[START OF Source records]
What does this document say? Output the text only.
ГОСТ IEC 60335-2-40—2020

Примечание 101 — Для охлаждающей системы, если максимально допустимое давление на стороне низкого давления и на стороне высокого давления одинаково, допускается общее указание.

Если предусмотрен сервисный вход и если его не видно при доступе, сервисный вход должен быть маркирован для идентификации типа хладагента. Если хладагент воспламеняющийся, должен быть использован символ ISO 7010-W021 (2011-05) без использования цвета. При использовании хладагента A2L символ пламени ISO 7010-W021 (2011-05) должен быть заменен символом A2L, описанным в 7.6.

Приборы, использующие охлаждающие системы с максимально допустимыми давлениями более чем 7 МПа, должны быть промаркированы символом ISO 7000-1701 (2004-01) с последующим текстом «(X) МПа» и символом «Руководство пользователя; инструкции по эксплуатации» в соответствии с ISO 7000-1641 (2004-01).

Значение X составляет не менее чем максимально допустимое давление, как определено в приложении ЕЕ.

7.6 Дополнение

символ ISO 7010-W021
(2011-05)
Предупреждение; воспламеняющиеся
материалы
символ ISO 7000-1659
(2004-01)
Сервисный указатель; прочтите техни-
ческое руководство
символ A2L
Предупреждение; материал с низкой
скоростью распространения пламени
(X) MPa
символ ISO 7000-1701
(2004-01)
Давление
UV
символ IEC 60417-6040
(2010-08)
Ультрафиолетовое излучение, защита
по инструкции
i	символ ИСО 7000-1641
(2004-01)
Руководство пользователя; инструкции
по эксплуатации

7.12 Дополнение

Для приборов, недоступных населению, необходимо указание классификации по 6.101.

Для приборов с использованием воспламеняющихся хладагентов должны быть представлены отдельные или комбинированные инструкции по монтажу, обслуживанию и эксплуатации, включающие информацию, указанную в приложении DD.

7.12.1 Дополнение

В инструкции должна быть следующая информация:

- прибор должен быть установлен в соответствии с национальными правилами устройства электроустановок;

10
[END OF Source records]
## Your instructions:
Check each line above for the word "если" and copy the ones that have it.

## Solved exercise:
Примечание 101 — Для охлаждающей системы, если максимально допустимое давление на стороне низкого давления и на стороне высокого давления одинаково, допускается общее указание.
Если предусмотрен сервисный вход и если его не видно при доступе, сервисный вход должен быть маркирован для идентификации типа хладагента. Если хладагент воспламеняющийся, должен быть использован символ ISO 7010-W021 (2011-05) без использования цвета. При использовании хладагента A2L символ пламени ISO 7010-W021 (2011-05) должен быть заменен символом A2L, описанным в 7.6.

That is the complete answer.